### Prompt
Your task is to print the material below exactly as presented.

### Items from a data source
>>>
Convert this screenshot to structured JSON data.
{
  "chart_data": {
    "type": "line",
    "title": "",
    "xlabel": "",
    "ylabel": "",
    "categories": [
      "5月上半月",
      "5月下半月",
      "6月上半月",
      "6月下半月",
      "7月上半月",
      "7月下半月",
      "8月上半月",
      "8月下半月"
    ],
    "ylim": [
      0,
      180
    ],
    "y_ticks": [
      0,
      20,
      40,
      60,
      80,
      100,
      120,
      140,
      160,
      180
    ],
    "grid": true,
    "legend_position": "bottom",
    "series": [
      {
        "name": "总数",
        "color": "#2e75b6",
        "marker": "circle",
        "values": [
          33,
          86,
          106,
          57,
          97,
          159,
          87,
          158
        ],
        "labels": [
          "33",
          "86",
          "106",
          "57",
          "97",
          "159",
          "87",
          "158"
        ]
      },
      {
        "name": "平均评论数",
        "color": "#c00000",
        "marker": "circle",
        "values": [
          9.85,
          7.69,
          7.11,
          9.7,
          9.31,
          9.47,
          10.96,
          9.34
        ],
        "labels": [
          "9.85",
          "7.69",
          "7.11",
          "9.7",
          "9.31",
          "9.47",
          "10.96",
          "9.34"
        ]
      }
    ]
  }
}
<<<
### Task answer
Convert this screenshot to structured JSON data.
{
  "chart_data": {
    "type": "line",
    "title": "",
    "xlabel": "",
    "ylabel": "",
    "categories": [
      "5月上半月",
      "5月下半月",
      "6月上半月",
      "6月下半月",
      "7月上半月",
      "7月下半月",
      "8月上半月",
      "8月下半月"
    ],
    "ylim": [
      0,
      180
    ],
    "y_ticks": [
      0,
      20,
      40,
      60,
      80,
      100,
      120,
      140,
      160,
      180
    ],
    "grid": true,
    "legend_position": "bottom",
    "series": [
      {
        "name": "总数",
        "color": "#2e75b6",
        "marker": "circle",
        "values": [
          33,
          86,
          106,
          57,
          97,
          159,
          87,
          158
        ],
        "labels": [
          "33",
          "86",
          "106",
          "57",
          "97",
          "159",
          "87",
          "158"
        ]
      },
      {
        "name": "平均评论数",
        "color": "#c00000",
        "marker": "circle",
        "values": [
          9.85,
          7.69,
          7.11,
          9.7,
          9.31,
          9.47,
          10.96,
          9.34
        ],
        "labels": [
          "9.85",
          "7.69",
          "7.11",
          "9.7",
          "9.31",
          "9.47",
          "10.96",
          "9.34"
        ]
      }
    ]
  }
}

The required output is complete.